◆ Exercise objective ◆
Do not copy the pictures; transcribe all other material exactly.

◆ Rows ◆
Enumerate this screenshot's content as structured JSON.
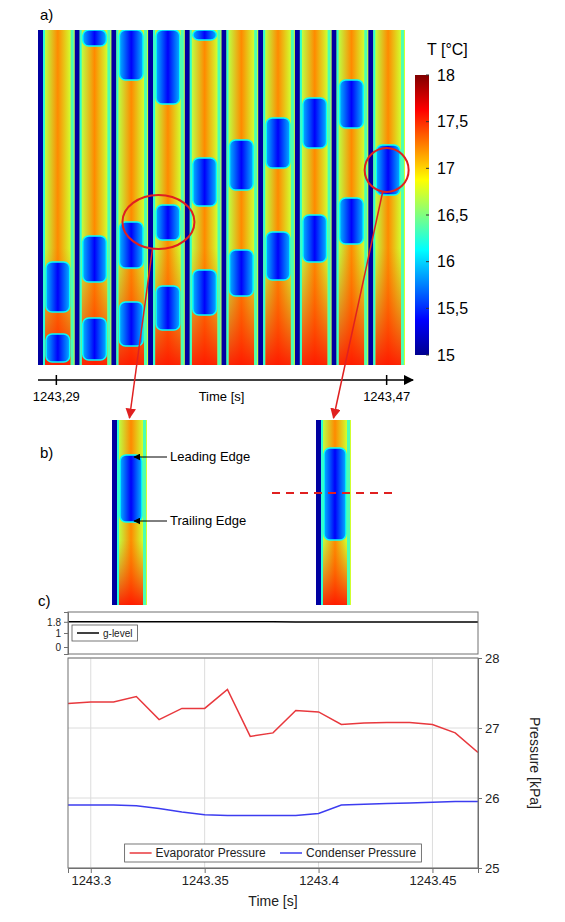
{
  "panel_a": {
    "label": "a)",
    "colorbar": {
      "title": "T [°C]",
      "range": [
        15,
        18
      ],
      "ticks": [
        15,
        {
          "value": 15.5,
          "label": "15,5"
        },
        16,
        {
          "value": 16.5,
          "label": "16,5"
        },
        17,
        {
          "value": 17.5,
          "label": "17,5"
        },
        18
      ]
    },
    "time_axis": {
      "title": "Time [s]",
      "ticks": [
        {
          "value": 1243.29,
          "label": "1243,29"
        },
        {
          "value": 1243.47,
          "label": "1243,47"
        }
      ]
    }
  },
  "panel_b": {
    "label": "b)",
    "annotations": [
      "Leading Edge",
      "Trailing Edge"
    ]
  },
  "panel_c": {
    "label": "c)"
  },
  "chart_data": [
    {
      "type": "line",
      "x": [
        1243.29,
        1243.3,
        1243.31,
        1243.32,
        1243.33,
        1243.34,
        1243.35,
        1243.36,
        1243.37,
        1243.38,
        1243.39,
        1243.4,
        1243.41,
        1243.42,
        1243.43,
        1243.44,
        1243.45,
        1243.46,
        1243.47
      ],
      "xlim": [
        1243.29,
        1243.47
      ],
      "ylim": [
        -0.5,
        2.5
      ],
      "yticks": [
        0,
        1,
        1.8
      ],
      "tick_labels": "y",
      "legend": "upper left",
      "series": [
        {
          "name": "g-level",
          "color": "#000000",
          "values": [
            1.8,
            1.8,
            1.8,
            1.8,
            1.8,
            1.8,
            1.8,
            1.8,
            1.8,
            1.8,
            1.79,
            1.79,
            1.79,
            1.79,
            1.79,
            1.79,
            1.79,
            1.79,
            1.79
          ]
        }
      ]
    },
    {
      "type": "line",
      "x_label": "Time [s]",
      "y_label": "Pressure [kPa]",
      "x": [
        1243.29,
        1243.3,
        1243.31,
        1243.32,
        1243.33,
        1243.34,
        1243.35,
        1243.36,
        1243.37,
        1243.38,
        1243.39,
        1243.4,
        1243.41,
        1243.42,
        1243.43,
        1243.44,
        1243.45,
        1243.46,
        1243.47
      ],
      "xlim": [
        1243.29,
        1243.47
      ],
      "xticks": [
        1243.3,
        1243.35,
        1243.4,
        1243.45
      ],
      "ylim": [
        25,
        28
      ],
      "yticks": [
        25,
        26,
        27,
        28
      ],
      "grid": true,
      "legend": "lower center",
      "series": [
        {
          "name": "Evaporator Pressure",
          "color": "#e8383d",
          "values": [
            27.35,
            27.37,
            27.37,
            27.45,
            27.12,
            27.28,
            27.28,
            27.55,
            26.88,
            26.93,
            27.25,
            27.23,
            27.05,
            27.07,
            27.08,
            27.08,
            27.05,
            26.93,
            26.65
          ]
        },
        {
          "name": "Condenser Pressure",
          "color": "#3c3cf0",
          "values": [
            25.9,
            25.9,
            25.9,
            25.89,
            25.85,
            25.8,
            25.76,
            25.75,
            25.75,
            25.75,
            25.75,
            25.78,
            25.9,
            25.91,
            25.92,
            25.93,
            25.94,
            25.95,
            25.95
          ]
        }
      ]
    }
  ]
}
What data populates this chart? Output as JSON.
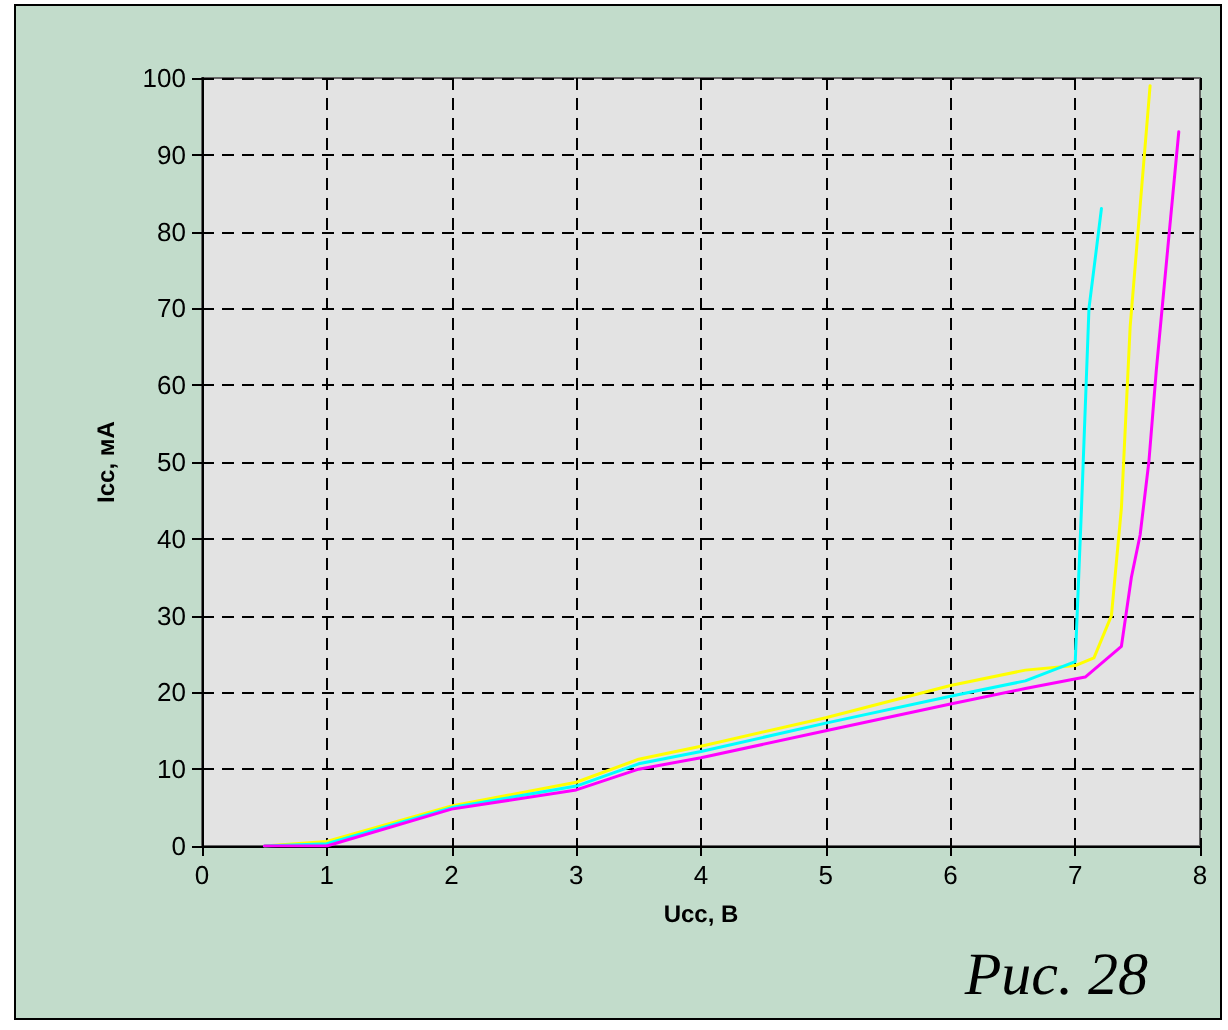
{
  "chart_data": {
    "type": "line",
    "xlabel": "Ucc, В",
    "ylabel": "Icc, мА",
    "annotations": [
      "Рис. 28"
    ],
    "xlim": [
      0,
      8
    ],
    "xticks": [
      0,
      1,
      2,
      3,
      4,
      5,
      6,
      7,
      8
    ],
    "ylim": [
      0,
      100
    ],
    "yticks": [
      0,
      10,
      20,
      30,
      40,
      50,
      60,
      70,
      80,
      90,
      100
    ],
    "grid": true,
    "line_style": "solid",
    "marker": "none",
    "series": [
      {
        "color": "#ffff00",
        "x": [
          0.5,
          1,
          2,
          3,
          3.5,
          4,
          5,
          6,
          6.6,
          7,
          7.15,
          7.29,
          7.37,
          7.44,
          7.6
        ],
        "values": [
          0,
          0.6,
          5.2,
          8.3,
          11.3,
          13,
          16.7,
          20.9,
          22.9,
          23.5,
          24.5,
          30,
          44,
          67.6,
          99
        ]
      },
      {
        "color": "#00ffff",
        "x": [
          0.5,
          1,
          2,
          3,
          3.5,
          4,
          5,
          6,
          6.6,
          7,
          7.05,
          7.11,
          7.21
        ],
        "values": [
          0,
          0.3,
          5,
          7.8,
          10.7,
          12.3,
          16,
          19.5,
          21.5,
          24,
          44,
          70,
          83
        ]
      },
      {
        "color": "#ff00ff",
        "x": [
          0.5,
          1,
          2,
          3,
          3.5,
          4,
          5,
          6,
          6.6,
          7.08,
          7.37,
          7.45,
          7.52,
          7.59,
          7.65,
          7.76,
          7.83
        ],
        "values": [
          0,
          0,
          4.8,
          7.3,
          10,
          11.5,
          15,
          18.5,
          20.5,
          22,
          26,
          35,
          40.5,
          50,
          62,
          81,
          93
        ]
      }
    ]
  }
}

◆ Answer to this task ◆
Enumerate this screenshot's content as structured JSON.
{
  "panel_a": {
    "label": "a)",
    "colorbar": {
      "title": "T [°C]",
      "range": [
        15,
        18
      ],
      "ticks": [
        15,
        {
          "value": 15.5,
          "label": "15,5"
        },
        16,
        {
          "value": 16.5,
          "label": "16,5"
        },
        17,
        {
          "value": 17.5,
          "label": "17,5"
        },
        18
      ]
    },
    "time_axis": {
      "title": "Time [s]",
      "ticks": [
        {
          "value": 1243.29,
          "label": "1243,29"
        },
        {
          "value": 1243.47,
          "label": "1243,47"
        }
      ]
    }
  },
  "panel_b": {
    "label": "b)",
    "annotations": [
      "Leading Edge",
      "Trailing Edge"
    ]
  },
  "panel_c": {
    "label": "c)"
  },
  "chart_data": [
    {
      "type": "line",
      "x": [
        1243.29,
        1243.3,
        1243.31,
        1243.32,
        1243.33,
        1243.34,
        1243.35,
        1243.36,
        1243.37,
        1243.38,
        1243.39,
        1243.4,
        1243.41,
        1243.42,
        1243.43,
        1243.44,
        1243.45,
        1243.46,
        1243.47
      ],
      "xlim": [
        1243.29,
        1243.47
      ],
      "ylim": [
        -0.5,
        2.5
      ],
      "yticks": [
        0,
        1,
        1.8
      ],
      "tick_labels": "y",
      "legend": "upper left",
      "series": [
        {
          "name": "g-level",
          "color": "#000000",
          "values": [
            1.8,
            1.8,
            1.8,
            1.8,
            1.8,
            1.8,
            1.8,
            1.8,
            1.8,
            1.8,
            1.79,
            1.79,
            1.79,
            1.79,
            1.79,
            1.79,
            1.79,
            1.79,
            1.79
          ]
        }
      ]
    },
    {
      "type": "line",
      "x_label": "Time [s]",
      "y_label": "Pressure [kPa]",
      "x": [
        1243.29,
        1243.3,
        1243.31,
        1243.32,
        1243.33,
        1243.34,
        1243.35,
        1243.36,
        1243.37,
        1243.38,
        1243.39,
        1243.4,
        1243.41,
        1243.42,
        1243.43,
        1243.44,
        1243.45,
        1243.46,
        1243.47
      ],
      "xlim": [
        1243.29,
        1243.47
      ],
      "xticks": [
        1243.3,
        1243.35,
        1243.4,
        1243.45
      ],
      "ylim": [
        25,
        28
      ],
      "yticks": [
        25,
        26,
        27,
        28
      ],
      "grid": true,
      "legend": "lower center",
      "series": [
        {
          "name": "Evaporator Pressure",
          "color": "#e8383d",
          "values": [
            27.35,
            27.37,
            27.37,
            27.45,
            27.12,
            27.28,
            27.28,
            27.55,
            26.88,
            26.93,
            27.25,
            27.23,
            27.05,
            27.07,
            27.08,
            27.08,
            27.05,
            26.93,
            26.65
          ]
        },
        {
          "name": "Condenser Pressure",
          "color": "#3c3cf0",
          "values": [
            25.9,
            25.9,
            25.9,
            25.89,
            25.85,
            25.8,
            25.76,
            25.75,
            25.75,
            25.75,
            25.75,
            25.78,
            25.9,
            25.91,
            25.92,
            25.93,
            25.94,
            25.95,
            25.95
          ]
        }
      ]
    }
  ]
}
What data populates this chart? Output as JSON.
{
  "chart_data": {
    "type": "line",
    "xlabel": "Ucc, В",
    "ylabel": "Icc, мА",
    "annotations": [
      "Рис. 28"
    ],
    "xlim": [
      0,
      8
    ],
    "xticks": [
      0,
      1,
      2,
      3,
      4,
      5,
      6,
      7,
      8
    ],
    "ylim": [
      0,
      100
    ],
    "yticks": [
      0,
      10,
      20,
      30,
      40,
      50,
      60,
      70,
      80,
      90,
      100
    ],
    "grid": true,
    "line_style": "solid",
    "marker": "none",
    "series": [
      {
        "color": "#ffff00",
        "x": [
          0.5,
          1,
          2,
          3,
          3.5,
          4,
          5,
          6,
          6.6,
          7,
          7.15,
          7.29,
          7.37,
          7.44,
          7.6
        ],
        "values": [
          0,
          0.6,
          5.2,
          8.3,
          11.3,
          13,
          16.7,
          20.9,
          22.9,
          23.5,
          24.5,
          30,
          44,
          67.6,
          99
        ]
      },
      {
        "color": "#00ffff",
        "x": [
          0.5,
          1,
          2,
          3,
          3.5,
          4,
          5,
          6,
          6.6,
          7,
          7.05,
          7.11,
          7.21
        ],
        "values": [
          0,
          0.3,
          5,
          7.8,
          10.7,
          12.3,
          16,
          19.5,
          21.5,
          24,
          44,
          70,
          83
        ]
      },
      {
        "color": "#ff00ff",
        "x": [
          0.5,
          1,
          2,
          3,
          3.5,
          4,
          5,
          6,
          6.6,
          7.08,
          7.37,
          7.45,
          7.52,
          7.59,
          7.65,
          7.76,
          7.83
        ],
        "values": [
          0,
          0,
          4.8,
          7.3,
          10,
          11.5,
          15,
          18.5,
          20.5,
          22,
          26,
          35,
          40.5,
          50,
          62,
          81,
          93
        ]
      }
    ]
  }
}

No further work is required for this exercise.